- [Task directions]: Among the lines below, copy each one in which "MEETING" appears.
==== Records to process ====
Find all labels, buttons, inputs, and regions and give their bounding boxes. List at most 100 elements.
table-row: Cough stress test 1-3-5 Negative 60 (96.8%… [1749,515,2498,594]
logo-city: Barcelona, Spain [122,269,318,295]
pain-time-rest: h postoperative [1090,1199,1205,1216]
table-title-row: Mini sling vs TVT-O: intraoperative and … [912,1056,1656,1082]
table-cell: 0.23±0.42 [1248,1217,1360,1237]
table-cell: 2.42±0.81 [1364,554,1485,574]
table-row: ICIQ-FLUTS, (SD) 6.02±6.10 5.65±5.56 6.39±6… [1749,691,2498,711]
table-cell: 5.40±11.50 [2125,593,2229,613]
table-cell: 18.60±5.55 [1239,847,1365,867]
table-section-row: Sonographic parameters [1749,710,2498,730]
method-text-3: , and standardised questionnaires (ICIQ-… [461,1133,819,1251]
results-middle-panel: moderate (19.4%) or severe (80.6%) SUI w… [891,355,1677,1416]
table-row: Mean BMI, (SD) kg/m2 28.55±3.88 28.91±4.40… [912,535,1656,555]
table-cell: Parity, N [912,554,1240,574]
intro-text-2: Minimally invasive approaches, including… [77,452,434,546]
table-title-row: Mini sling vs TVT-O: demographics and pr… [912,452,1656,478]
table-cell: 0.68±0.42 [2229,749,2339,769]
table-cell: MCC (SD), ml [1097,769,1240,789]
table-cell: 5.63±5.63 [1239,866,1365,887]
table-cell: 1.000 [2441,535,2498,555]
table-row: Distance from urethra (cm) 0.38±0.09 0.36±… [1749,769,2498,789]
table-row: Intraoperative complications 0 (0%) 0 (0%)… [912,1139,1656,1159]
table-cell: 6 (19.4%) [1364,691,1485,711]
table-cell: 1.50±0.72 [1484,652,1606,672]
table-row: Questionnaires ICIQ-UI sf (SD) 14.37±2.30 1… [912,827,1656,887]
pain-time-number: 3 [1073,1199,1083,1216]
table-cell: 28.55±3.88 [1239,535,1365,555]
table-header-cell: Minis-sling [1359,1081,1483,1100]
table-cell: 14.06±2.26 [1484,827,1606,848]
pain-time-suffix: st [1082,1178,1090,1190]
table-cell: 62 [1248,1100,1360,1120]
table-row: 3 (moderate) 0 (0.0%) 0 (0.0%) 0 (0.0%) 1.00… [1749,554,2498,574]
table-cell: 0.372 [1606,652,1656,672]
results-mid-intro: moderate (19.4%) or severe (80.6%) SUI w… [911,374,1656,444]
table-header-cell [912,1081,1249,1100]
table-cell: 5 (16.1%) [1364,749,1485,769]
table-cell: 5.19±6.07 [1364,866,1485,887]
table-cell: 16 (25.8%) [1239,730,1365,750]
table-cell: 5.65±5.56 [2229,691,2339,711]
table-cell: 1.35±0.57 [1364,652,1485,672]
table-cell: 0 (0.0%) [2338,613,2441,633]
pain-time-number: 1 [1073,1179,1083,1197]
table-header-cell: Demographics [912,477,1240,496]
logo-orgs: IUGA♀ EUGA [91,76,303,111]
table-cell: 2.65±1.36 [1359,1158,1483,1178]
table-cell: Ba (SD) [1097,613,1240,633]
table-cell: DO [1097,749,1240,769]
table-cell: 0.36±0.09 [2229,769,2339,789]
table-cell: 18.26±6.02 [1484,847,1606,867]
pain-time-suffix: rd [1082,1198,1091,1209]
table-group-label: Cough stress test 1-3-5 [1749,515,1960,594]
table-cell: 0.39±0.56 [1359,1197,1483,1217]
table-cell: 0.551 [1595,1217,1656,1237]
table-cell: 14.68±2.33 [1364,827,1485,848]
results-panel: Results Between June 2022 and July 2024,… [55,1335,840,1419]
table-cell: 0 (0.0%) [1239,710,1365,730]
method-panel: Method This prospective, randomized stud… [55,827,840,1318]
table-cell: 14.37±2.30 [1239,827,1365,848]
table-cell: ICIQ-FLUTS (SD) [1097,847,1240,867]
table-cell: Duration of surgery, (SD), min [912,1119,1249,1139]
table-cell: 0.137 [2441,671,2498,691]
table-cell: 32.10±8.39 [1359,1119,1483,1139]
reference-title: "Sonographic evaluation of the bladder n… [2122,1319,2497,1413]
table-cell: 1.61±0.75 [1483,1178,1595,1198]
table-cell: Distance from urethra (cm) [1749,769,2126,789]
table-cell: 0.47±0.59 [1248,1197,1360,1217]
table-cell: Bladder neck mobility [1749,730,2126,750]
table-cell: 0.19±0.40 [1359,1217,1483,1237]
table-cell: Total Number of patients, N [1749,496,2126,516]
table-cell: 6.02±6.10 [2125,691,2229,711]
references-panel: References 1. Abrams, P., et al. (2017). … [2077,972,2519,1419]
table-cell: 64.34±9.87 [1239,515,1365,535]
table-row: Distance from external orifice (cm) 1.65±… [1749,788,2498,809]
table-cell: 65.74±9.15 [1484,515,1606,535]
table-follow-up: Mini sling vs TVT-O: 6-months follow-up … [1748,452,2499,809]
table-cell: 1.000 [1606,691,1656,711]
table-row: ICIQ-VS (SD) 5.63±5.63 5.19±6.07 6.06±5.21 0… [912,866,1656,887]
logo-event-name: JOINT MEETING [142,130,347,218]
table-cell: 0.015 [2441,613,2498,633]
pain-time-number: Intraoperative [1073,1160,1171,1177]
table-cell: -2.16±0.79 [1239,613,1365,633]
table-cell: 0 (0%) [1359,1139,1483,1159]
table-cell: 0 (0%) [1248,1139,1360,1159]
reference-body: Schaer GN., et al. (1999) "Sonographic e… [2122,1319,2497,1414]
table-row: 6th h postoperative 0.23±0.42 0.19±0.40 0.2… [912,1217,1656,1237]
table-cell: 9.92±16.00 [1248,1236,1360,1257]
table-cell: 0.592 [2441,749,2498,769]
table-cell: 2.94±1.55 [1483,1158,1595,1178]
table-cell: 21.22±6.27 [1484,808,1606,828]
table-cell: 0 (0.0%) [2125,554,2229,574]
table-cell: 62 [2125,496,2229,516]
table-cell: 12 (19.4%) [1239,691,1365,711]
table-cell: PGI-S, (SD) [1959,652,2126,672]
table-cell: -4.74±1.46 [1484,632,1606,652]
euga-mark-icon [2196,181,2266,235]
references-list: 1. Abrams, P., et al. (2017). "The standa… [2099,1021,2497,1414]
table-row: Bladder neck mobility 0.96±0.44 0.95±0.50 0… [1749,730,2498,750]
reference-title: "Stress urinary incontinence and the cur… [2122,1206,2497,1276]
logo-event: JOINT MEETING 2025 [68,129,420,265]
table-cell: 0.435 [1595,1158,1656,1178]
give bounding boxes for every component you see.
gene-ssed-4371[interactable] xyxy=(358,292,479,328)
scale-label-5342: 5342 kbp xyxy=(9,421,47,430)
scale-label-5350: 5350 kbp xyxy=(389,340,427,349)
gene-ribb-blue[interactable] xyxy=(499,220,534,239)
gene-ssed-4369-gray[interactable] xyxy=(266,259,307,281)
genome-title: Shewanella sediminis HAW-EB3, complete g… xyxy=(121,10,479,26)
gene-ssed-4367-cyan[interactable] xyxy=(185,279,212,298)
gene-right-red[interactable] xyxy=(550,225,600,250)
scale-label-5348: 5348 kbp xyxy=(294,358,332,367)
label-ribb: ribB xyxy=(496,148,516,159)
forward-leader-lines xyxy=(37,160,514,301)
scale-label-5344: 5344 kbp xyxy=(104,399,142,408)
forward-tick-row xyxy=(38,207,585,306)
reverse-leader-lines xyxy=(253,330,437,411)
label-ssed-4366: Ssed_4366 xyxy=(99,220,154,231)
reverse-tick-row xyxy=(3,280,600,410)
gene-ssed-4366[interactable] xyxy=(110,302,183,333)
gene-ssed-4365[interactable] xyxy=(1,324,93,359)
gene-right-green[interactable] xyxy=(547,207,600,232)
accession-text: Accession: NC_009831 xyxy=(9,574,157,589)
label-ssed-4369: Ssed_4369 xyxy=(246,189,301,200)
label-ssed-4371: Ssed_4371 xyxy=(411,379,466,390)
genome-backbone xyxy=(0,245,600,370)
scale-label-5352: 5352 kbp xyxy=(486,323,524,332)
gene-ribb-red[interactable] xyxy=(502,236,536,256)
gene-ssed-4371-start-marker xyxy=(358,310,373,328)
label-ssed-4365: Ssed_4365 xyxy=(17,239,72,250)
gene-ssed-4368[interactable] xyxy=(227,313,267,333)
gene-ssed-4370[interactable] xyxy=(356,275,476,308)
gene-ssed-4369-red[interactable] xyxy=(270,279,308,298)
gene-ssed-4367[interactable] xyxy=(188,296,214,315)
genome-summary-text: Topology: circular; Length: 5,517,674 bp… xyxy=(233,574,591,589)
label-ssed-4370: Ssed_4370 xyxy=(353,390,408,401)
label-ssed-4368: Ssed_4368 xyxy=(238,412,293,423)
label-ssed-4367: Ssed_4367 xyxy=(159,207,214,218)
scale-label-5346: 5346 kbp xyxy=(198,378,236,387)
====
- [Response for this exercise]:
logo-event-name: JOINT MEETING [142,130,347,218]
logo-event: JOINT MEETING 2025 [68,129,420,265]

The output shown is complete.